▶ [EXERCISE AIM]:
Restate the records below word for word.

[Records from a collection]
*-*-*

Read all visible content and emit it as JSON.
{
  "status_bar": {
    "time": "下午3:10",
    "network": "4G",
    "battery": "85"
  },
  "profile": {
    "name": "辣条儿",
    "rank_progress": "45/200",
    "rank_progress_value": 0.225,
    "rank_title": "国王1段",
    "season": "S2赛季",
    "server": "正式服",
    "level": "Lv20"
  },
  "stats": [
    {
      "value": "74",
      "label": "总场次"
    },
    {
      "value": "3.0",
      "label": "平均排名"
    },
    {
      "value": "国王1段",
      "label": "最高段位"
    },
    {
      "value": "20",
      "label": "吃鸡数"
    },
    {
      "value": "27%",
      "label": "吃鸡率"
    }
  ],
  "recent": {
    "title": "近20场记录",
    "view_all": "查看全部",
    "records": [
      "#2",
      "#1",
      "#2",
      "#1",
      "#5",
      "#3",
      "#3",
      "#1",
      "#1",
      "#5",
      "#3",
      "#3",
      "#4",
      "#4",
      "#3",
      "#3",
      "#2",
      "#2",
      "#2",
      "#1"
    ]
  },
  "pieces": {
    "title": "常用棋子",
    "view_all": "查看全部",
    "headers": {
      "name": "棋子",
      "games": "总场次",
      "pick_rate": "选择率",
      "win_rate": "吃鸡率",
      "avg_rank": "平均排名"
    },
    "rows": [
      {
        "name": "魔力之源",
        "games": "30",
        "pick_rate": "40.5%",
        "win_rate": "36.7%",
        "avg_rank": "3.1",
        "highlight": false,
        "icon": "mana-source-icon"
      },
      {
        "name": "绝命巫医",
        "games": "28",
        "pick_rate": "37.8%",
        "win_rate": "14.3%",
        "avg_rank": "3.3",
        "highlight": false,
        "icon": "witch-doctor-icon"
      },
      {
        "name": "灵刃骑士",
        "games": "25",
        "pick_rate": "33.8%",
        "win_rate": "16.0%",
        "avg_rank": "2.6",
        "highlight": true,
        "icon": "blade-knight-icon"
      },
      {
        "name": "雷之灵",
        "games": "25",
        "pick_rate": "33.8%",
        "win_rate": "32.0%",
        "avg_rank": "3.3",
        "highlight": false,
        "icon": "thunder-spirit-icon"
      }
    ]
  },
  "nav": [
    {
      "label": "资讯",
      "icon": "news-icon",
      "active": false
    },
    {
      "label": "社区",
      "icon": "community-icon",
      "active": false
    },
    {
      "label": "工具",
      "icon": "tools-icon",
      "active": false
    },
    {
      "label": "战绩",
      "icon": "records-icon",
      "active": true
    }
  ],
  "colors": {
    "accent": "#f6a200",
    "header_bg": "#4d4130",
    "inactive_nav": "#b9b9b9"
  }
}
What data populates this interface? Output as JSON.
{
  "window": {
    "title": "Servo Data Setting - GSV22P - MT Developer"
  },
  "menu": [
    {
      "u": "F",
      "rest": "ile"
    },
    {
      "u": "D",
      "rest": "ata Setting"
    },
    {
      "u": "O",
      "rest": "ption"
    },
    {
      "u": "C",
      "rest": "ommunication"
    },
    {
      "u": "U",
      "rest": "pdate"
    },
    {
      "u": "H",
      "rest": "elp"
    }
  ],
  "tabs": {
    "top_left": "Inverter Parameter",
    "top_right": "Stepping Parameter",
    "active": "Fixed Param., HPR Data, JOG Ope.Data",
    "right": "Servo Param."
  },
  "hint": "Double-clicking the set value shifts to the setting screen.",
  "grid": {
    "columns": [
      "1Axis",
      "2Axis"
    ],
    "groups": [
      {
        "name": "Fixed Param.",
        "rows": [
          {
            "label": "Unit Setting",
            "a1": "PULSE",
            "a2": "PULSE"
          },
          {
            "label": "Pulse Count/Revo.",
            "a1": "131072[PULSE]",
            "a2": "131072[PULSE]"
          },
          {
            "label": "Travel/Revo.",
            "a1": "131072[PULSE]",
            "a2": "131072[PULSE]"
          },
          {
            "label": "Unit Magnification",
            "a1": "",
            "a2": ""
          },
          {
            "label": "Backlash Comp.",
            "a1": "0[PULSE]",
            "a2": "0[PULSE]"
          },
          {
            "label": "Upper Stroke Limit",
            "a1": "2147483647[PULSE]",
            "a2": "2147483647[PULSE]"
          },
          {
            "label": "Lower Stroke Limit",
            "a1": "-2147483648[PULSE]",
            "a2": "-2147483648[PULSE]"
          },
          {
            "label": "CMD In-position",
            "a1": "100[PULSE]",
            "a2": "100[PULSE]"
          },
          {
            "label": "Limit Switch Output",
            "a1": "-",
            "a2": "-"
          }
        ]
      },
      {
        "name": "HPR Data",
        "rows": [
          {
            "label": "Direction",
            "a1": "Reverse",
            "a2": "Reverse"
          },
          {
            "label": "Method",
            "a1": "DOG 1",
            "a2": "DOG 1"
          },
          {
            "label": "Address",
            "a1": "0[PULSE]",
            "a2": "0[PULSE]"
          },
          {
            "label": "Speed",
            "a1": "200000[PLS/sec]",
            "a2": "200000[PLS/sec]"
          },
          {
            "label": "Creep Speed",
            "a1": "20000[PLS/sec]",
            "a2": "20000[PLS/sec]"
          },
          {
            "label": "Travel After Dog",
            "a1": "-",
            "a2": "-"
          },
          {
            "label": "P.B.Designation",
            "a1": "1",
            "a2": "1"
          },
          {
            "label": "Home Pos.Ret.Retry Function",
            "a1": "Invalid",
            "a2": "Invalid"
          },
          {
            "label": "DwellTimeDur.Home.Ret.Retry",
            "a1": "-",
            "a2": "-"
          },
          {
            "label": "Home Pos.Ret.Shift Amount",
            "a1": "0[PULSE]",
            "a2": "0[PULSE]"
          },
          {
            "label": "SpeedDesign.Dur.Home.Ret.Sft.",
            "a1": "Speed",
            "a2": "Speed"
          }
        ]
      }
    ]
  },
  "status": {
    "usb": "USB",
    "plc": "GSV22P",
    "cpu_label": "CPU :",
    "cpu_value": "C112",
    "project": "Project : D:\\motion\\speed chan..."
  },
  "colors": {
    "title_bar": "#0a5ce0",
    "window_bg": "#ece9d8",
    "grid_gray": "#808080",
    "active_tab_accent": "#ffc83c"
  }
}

*-*-*

▶ [RESULT OF THIS TASK]:
Read all visible content and emit it as JSON.
{
  "status_bar": {
    "time": "下午3:10",
    "network": "4G",
    "battery": "85"
  },
  "profile": {
    "name": "辣条儿",
    "rank_progress": "45/200",
    "rank_progress_value": 0.225,
    "rank_title": "国王1段",
    "season": "S2赛季",
    "server": "正式服",
    "level": "Lv20"
  },
  "stats": [
    {
      "value": "74",
      "label": "总场次"
    },
    {
      "value": "3.0",
      "label": "平均排名"
    },
    {
      "value": "国王1段",
      "label": "最高段位"
    },
    {
      "value": "20",
      "label": "吃鸡数"
    },
    {
      "value": "27%",
      "label": "吃鸡率"
    }
  ],
  "recent": {
    "title": "近20场记录",
    "view_all": "查看全部",
    "records": [
      "#2",
      "#1",
      "#2",
      "#1",
      "#5",
      "#3",
      "#3",
      "#1",
      "#1",
      "#5",
      "#3",
      "#3",
      "#4",
      "#4",
      "#3",
      "#3",
      "#2",
      "#2",
      "#2",
      "#1"
    ]
  },
  "pieces": {
    "title": "常用棋子",
    "view_all": "查看全部",
    "headers": {
      "name": "棋子",
      "games": "总场次",
      "pick_rate": "选择率",
      "win_rate": "吃鸡率",
      "avg_rank": "平均排名"
    },
    "rows": [
      {
        "name": "魔力之源",
        "games": "30",
        "pick_rate": "40.5%",
        "win_rate": "36.7%",
        "avg_rank": "3.1",
        "highlight": false,
        "icon": "mana-source-icon"
      },
      {
        "name": "绝命巫医",
        "games": "28",
        "pick_rate": "37.8%",
        "win_rate": "14.3%",
        "avg_rank": "3.3",
        "highlight": false,
        "icon": "witch-doctor-icon"
      },
      {
        "name": "灵刃骑士",
        "games": "25",
        "pick_rate": "33.8%",
        "win_rate": "16.0%",
        "avg_rank": "2.6",
        "highlight": true,
        "icon": "blade-knight-icon"
      },
      {
        "name": "雷之灵",
        "games": "25",
        "pick_rate": "33.8%",
        "win_rate": "32.0%",
        "avg_rank": "3.3",
        "highlight": false,
        "icon": "thunder-spirit-icon"
      }
    ]
  },
  "nav": [
    {
      "label": "资讯",
      "icon": "news-icon",
      "active": false
    },
    {
      "label": "社区",
      "icon": "community-icon",
      "active": false
    },
    {
      "label": "工具",
      "icon": "tools-icon",
      "active": false
    },
    {
      "label": "战绩",
      "icon": "records-icon",
      "active": true
    }
  ],
  "colors": {
    "accent": "#f6a200",
    "header_bg": "#4d4130",
    "inactive_nav": "#b9b9b9"
  }
}
What data populates this interface? Output as JSON.
{
  "window": {
    "title": "Servo Data Setting - GSV22P - MT Developer"
  },
  "menu": [
    {
      "u": "F",
      "rest": "ile"
    },
    {
      "u": "D",
      "rest": "ata Setting"
    },
    {
      "u": "O",
      "rest": "ption"
    },
    {
      "u": "C",
      "rest": "ommunication"
    },
    {
      "u": "U",
      "rest": "pdate"
    },
    {
      "u": "H",
      "rest": "elp"
    }
  ],
  "tabs": {
    "top_left": "Inverter Parameter",
    "top_right": "Stepping Parameter",
    "active": "Fixed Param., HPR Data, JOG Ope.Data",
    "right": "Servo Param."
  },
  "hint": "Double-clicking the set value shifts to the setting screen.",
  "grid": {
    "columns": [
      "1Axis",
      "2Axis"
    ],
    "groups": [
      {
        "name": "Fixed Param.",
        "rows": [
          {
            "label": "Unit Setting",
            "a1": "PULSE",
            "a2": "PULSE"
          },
          {
            "label": "Pulse Count/Revo.",
            "a1": "131072[PULSE]",
            "a2": "131072[PULSE]"
          },
          {
            "label": "Travel/Revo.",
            "a1": "131072[PULSE]",
            "a2": "131072[PULSE]"
          },
          {
            "label": "Unit Magnification",
            "a1": "",
            "a2": ""
          },
          {
            "label": "Backlash Comp.",
            "a1": "0[PULSE]",
            "a2": "0[PULSE]"
          },
          {
            "label": "Upper Stroke Limit",
            "a1": "2147483647[PULSE]",
            "a2": "2147483647[PULSE]"
          },
          {
            "label": "Lower Stroke Limit",
            "a1": "-2147483648[PULSE]",
            "a2": "-2147483648[PULSE]"
          },
          {
            "label": "CMD In-position",
            "a1": "100[PULSE]",
            "a2": "100[PULSE]"
          },
          {
            "label": "Limit Switch Output",
            "a1": "-",
            "a2": "-"
          }
        ]
      },
      {
        "name": "HPR Data",
        "rows": [
          {
            "label": "Direction",
            "a1": "Reverse",
            "a2": "Reverse"
          },
          {
            "label": "Method",
            "a1": "DOG 1",
            "a2": "DOG 1"
          },
          {
            "label": "Address",
            "a1": "0[PULSE]",
            "a2": "0[PULSE]"
          },
          {
            "label": "Speed",
            "a1": "200000[PLS/sec]",
            "a2": "200000[PLS/sec]"
          },
          {
            "label": "Creep Speed",
            "a1": "20000[PLS/sec]",
            "a2": "20000[PLS/sec]"
          },
          {
            "label": "Travel After Dog",
            "a1": "-",
            "a2": "-"
          },
          {
            "label": "P.B.Designation",
            "a1": "1",
            "a2": "1"
          },
          {
            "label": "Home Pos.Ret.Retry Function",
            "a1": "Invalid",
            "a2": "Invalid"
          },
          {
            "label": "DwellTimeDur.Home.Ret.Retry",
            "a1": "-",
            "a2": "-"
          },
          {
            "label": "Home Pos.Ret.Shift Amount",
            "a1": "0[PULSE]",
            "a2": "0[PULSE]"
          },
          {
            "label": "SpeedDesign.Dur.Home.Ret.Sft.",
            "a1": "Speed",
            "a2": "Speed"
          }
        ]
      }
    ]
  },
  "status": {
    "usb": "USB",
    "plc": "GSV22P",
    "cpu_label": "CPU :",
    "cpu_value": "C112",
    "project": "Project : D:\\motion\\speed chan..."
  },
  "colors": {
    "title_bar": "#0a5ce0",
    "window_bg": "#ece9d8",
    "grid_gray": "#808080",
    "active_tab_accent": "#ffc83c"
  }
}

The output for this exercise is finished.